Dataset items
****

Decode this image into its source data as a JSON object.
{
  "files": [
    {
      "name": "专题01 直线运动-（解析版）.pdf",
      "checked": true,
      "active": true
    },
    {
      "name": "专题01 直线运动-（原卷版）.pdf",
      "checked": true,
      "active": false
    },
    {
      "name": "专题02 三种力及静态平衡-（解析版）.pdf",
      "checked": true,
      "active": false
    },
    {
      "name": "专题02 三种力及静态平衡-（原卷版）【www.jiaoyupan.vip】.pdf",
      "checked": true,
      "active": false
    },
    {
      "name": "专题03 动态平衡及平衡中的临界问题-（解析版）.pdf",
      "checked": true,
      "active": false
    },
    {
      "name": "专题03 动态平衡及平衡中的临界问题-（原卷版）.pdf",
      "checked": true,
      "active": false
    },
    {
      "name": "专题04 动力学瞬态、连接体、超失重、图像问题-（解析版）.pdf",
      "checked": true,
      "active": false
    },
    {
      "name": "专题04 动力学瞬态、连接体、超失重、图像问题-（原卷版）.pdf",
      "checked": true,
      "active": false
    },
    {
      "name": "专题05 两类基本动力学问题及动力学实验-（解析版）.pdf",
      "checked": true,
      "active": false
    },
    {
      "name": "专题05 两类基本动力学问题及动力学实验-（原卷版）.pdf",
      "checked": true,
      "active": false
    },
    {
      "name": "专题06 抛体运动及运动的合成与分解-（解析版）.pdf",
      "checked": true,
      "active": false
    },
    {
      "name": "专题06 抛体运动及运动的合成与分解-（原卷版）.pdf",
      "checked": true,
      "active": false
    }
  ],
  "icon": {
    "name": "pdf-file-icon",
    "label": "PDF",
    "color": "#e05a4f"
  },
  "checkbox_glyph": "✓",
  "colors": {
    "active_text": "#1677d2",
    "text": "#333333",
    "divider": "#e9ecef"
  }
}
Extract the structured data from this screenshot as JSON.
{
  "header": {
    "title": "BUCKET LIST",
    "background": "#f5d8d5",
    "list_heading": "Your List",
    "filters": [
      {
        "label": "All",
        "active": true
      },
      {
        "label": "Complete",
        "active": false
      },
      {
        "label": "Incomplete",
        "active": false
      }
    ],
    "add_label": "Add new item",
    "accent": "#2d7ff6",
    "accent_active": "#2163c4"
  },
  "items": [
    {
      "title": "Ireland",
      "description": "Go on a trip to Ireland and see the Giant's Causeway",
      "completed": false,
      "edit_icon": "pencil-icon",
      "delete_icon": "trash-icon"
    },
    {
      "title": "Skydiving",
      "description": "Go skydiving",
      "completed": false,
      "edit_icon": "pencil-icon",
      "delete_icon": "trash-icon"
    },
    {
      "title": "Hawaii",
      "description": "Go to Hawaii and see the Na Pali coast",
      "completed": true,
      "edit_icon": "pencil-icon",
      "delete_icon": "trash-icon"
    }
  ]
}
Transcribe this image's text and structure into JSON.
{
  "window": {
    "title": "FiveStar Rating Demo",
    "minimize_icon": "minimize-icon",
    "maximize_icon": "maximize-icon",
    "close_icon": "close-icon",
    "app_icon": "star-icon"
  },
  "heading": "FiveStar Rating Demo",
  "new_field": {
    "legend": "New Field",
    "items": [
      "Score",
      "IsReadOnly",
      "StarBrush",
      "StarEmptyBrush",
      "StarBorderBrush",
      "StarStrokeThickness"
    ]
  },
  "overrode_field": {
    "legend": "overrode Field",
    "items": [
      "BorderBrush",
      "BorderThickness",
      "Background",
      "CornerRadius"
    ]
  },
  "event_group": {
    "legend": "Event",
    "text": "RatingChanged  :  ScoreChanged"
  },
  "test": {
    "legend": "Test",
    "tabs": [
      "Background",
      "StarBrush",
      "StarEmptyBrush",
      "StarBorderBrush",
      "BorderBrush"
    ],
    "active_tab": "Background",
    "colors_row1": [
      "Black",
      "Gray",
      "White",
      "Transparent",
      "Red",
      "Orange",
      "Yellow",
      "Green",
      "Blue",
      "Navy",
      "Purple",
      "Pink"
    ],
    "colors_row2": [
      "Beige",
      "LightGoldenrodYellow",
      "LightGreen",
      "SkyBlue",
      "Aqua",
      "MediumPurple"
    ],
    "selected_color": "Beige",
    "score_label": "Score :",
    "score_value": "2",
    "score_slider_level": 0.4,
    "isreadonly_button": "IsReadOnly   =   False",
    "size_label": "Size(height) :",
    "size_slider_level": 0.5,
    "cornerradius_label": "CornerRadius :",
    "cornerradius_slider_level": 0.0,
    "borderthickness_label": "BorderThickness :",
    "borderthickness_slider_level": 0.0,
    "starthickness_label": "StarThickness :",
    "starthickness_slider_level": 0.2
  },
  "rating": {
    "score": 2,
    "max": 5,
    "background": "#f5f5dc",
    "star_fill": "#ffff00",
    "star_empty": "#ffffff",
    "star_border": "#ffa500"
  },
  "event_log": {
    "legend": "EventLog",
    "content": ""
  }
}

****

SHORT TASK
For this exercise, gather every line of the data that contains the word "两类基本动力学问题及动力学实验".

RESPONSE
      "name": "专题05 两类基本动力学问题及动力学实验-（解析版）.pdf",
      "name": "专题05 两类基本动力学问题及动力学实验-（原卷版）.pdf",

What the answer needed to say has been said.